In the profile of Kwang S. Kim, which university awarded his Ph.D.?

# Extracted text
┄┄┄┄┄┄┄┄┄┄┄┄┄┄┄┄┄┄┄┄

Kim, Kwang-Soo

Kim, Kwang-Soo

Kim, Kwang-Soo 김광수
Distinguished Professor
Chemical Physics

Kwang S. Kim is currently a Professor of chemistry, an Adjunct Professor in physics, and the Director of the Center for Superfunctional Materials (CSM) of UNIST. He is a Korea National Scientist. He received his Ph.D. degree from the University of California, Berkeley. After IBM Postdoctoral experience, he worked as a Research Professor and Visting Scientist at Rutgers University, MIT, and Columbia University. He had been a professor, Postech fellow, and director at POSTECH. He is a Fellow of the KAST and an elected member of ICQC. He received many awards including Korea Premium Science and Technology award, Fukui medal, and Mulliken lecture. He is serving as a Senior Editor of the Journal of Physical Chemistry (A, B, C) and board members of NPG Asia Materials, Journal of Computational Chemistry, Computational and Theoretical Chemistry, Chemical Physics Letters, Chemistry Letters, and WIRES Computational Molecular Science. His fields of research include investigations of density functional theory, ab initio calculations, nonequilibrium Green function theory, Monte Carlo and molecular dynamics simulations, first principles ground and excited-state molecular dynamics simulations, intermolecular interactions, clusters, molecular recognition, receptors, drug design, bioinformatics, biomolecules, nanomaterials, molecular devices, spintronics, and quantum computing.

┄┄┄┄┄┄┄┄┄┄┄┄┄┄┄┄┄┄┄┄

# Entries supplied
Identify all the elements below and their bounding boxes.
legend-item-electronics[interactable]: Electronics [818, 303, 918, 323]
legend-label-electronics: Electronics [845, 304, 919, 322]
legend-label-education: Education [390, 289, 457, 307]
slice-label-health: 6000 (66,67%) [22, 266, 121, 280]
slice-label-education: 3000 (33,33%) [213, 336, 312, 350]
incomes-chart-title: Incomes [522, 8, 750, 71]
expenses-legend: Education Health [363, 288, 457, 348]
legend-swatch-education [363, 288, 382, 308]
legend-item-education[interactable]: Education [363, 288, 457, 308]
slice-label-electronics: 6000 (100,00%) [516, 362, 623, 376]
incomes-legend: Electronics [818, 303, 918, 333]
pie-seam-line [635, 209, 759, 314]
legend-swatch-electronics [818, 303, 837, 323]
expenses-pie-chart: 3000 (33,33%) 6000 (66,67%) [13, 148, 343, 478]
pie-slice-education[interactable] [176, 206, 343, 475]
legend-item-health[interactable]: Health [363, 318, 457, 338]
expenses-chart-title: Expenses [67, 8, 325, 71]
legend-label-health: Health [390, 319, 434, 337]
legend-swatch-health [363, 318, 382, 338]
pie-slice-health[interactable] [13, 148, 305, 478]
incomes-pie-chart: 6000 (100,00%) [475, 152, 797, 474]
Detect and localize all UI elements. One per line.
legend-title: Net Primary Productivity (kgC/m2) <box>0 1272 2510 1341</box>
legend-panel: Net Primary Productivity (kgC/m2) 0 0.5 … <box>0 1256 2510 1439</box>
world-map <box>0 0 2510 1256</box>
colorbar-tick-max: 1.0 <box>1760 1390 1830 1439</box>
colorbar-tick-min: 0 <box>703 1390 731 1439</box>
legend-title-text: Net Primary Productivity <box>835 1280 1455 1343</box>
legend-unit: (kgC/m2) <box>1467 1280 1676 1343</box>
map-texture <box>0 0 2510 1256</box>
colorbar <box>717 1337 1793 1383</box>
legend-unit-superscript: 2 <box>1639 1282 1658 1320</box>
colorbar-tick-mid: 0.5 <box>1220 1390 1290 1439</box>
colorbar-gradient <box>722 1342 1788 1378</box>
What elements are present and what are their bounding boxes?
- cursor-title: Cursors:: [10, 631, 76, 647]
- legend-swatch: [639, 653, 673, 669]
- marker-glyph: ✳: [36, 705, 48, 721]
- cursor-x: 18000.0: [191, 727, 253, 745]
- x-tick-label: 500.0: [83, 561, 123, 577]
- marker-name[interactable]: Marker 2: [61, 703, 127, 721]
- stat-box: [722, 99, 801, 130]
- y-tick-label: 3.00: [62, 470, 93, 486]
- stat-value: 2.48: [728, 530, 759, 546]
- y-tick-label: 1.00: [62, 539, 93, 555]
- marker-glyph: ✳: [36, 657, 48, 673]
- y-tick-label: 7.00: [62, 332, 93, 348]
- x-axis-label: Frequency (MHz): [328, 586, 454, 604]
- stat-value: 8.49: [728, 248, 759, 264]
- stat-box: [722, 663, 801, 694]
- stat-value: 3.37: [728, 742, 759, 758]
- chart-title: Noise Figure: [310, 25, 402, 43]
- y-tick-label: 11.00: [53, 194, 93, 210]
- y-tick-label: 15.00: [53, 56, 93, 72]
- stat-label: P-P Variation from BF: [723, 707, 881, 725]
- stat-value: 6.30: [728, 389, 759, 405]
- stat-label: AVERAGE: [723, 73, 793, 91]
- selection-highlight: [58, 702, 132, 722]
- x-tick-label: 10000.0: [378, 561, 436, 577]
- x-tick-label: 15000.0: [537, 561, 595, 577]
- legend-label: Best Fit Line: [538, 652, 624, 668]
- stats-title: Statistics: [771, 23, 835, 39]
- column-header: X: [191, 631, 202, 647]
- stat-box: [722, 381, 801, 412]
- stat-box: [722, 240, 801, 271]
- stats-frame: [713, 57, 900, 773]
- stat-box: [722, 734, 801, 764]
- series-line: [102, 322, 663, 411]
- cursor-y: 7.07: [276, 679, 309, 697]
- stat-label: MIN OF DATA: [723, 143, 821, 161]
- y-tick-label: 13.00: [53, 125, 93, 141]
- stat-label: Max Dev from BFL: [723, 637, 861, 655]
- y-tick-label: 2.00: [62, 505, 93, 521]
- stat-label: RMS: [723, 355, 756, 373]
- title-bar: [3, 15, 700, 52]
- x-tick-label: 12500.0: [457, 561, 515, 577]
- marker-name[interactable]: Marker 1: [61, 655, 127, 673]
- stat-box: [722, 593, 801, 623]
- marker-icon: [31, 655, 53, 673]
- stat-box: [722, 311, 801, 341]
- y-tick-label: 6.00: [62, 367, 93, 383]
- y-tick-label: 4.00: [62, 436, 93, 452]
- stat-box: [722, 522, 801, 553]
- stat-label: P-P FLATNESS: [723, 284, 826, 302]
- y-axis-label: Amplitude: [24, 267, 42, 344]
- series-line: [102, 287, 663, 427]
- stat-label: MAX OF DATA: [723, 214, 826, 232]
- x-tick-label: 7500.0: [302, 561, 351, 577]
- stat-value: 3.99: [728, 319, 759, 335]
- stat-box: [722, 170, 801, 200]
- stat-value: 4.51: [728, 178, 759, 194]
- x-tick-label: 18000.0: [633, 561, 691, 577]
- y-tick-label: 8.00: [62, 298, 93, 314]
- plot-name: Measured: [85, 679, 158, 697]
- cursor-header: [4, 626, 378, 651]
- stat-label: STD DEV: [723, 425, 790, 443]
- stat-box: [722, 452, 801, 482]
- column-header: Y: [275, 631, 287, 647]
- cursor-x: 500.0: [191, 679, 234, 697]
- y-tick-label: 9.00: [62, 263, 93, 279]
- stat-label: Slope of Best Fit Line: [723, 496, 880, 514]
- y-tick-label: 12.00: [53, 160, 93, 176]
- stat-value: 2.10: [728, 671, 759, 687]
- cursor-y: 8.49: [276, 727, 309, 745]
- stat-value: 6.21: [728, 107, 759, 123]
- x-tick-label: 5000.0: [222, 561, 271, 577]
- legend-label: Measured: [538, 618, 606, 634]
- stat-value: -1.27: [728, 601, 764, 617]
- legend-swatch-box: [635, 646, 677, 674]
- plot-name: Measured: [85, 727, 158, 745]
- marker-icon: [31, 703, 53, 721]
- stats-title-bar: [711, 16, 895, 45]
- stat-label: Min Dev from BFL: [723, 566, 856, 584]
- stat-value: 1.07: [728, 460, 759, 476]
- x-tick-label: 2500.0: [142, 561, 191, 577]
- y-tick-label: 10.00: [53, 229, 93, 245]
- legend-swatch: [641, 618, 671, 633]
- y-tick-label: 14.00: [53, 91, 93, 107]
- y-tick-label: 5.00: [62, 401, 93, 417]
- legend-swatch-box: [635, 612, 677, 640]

┄┄┄┄┄┄┄┄┄┄┄┄┄┄┄┄┄┄┄┄

# Final answer
The University of California, Berkeley.